(Layout records)
——
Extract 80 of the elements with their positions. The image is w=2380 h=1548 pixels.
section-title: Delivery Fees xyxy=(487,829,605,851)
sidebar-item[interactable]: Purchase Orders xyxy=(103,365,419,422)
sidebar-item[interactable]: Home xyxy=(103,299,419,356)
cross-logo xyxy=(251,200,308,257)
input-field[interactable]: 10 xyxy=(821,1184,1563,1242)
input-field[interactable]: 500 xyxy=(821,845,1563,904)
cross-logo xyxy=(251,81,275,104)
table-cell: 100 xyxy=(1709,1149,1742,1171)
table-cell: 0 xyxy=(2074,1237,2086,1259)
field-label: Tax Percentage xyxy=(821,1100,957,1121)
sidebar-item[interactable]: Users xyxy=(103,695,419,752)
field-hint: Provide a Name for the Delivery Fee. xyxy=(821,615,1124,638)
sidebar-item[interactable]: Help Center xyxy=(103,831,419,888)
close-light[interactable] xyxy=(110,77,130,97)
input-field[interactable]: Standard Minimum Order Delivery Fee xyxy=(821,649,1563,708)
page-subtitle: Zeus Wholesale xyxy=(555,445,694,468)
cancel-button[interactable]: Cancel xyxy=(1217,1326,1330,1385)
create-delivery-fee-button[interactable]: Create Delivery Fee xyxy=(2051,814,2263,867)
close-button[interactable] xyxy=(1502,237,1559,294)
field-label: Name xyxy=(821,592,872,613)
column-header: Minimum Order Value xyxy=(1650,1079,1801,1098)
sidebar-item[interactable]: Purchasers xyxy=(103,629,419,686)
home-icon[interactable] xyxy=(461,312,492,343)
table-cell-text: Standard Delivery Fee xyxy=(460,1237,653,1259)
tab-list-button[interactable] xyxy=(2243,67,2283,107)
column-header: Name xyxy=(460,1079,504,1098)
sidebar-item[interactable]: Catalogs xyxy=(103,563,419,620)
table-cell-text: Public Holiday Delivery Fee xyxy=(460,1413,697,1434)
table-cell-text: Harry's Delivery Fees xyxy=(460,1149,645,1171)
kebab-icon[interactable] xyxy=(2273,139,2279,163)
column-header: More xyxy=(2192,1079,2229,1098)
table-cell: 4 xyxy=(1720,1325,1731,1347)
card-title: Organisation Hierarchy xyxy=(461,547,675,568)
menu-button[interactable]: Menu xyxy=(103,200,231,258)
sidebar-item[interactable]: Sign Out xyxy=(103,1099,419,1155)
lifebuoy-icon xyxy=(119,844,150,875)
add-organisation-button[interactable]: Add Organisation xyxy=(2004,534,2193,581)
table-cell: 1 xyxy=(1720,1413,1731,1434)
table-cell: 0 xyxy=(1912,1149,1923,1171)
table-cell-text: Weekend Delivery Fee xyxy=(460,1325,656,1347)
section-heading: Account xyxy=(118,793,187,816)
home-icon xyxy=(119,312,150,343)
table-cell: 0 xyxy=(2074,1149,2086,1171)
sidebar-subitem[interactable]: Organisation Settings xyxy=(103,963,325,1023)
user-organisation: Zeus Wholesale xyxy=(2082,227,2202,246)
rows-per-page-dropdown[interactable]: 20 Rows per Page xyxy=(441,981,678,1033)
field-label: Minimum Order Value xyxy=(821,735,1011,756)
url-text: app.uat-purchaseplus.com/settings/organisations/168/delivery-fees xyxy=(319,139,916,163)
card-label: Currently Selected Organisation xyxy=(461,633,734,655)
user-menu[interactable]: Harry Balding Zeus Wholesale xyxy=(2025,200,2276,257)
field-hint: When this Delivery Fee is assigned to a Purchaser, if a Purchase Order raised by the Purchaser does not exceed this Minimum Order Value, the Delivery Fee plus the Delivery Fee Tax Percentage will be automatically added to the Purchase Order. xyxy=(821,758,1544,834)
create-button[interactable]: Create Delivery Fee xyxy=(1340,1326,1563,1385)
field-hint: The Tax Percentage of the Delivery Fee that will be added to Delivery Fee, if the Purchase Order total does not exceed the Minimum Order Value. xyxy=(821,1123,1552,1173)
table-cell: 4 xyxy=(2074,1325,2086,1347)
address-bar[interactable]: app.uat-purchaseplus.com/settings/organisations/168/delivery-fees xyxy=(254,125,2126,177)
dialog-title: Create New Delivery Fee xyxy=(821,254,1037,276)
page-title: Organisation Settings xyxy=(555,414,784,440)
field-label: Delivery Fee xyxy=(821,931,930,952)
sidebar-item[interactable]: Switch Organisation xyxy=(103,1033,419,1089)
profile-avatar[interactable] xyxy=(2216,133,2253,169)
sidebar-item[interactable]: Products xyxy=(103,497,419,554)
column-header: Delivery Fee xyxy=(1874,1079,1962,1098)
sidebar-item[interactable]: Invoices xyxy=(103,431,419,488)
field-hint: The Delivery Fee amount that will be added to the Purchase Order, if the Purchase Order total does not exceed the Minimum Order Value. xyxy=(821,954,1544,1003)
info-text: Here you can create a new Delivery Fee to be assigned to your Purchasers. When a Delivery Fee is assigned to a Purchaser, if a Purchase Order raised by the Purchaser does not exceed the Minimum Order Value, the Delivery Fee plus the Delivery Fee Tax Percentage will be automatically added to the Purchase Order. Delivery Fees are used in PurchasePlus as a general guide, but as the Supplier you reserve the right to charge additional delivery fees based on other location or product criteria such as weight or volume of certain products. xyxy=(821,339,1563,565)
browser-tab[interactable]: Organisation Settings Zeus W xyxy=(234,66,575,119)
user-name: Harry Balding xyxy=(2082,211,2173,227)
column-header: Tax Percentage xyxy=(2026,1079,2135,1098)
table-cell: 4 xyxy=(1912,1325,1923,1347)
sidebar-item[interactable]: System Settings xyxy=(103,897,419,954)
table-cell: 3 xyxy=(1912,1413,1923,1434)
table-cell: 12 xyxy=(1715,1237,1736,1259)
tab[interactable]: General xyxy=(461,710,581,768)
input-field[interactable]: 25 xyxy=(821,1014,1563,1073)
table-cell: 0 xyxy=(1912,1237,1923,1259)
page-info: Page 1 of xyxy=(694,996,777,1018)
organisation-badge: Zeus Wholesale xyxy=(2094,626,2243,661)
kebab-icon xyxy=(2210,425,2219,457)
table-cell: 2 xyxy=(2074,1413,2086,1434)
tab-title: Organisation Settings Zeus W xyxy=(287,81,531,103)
——
» **TASK DIRECTIONS**: Pick out every line of the listing above that contains the string "label", and copy each one.

» **WRITTEN RESPONSE**:
field-label: Tax Percentage xyxy=(821,1100,957,1121)
field-label: Name xyxy=(821,592,872,613)
field-label: Minimum Order Value xyxy=(821,735,1011,756)
card-label: Currently Selected Organisation xyxy=(461,633,734,655)
field-label: Delivery Fee xyxy=(821,931,930,952)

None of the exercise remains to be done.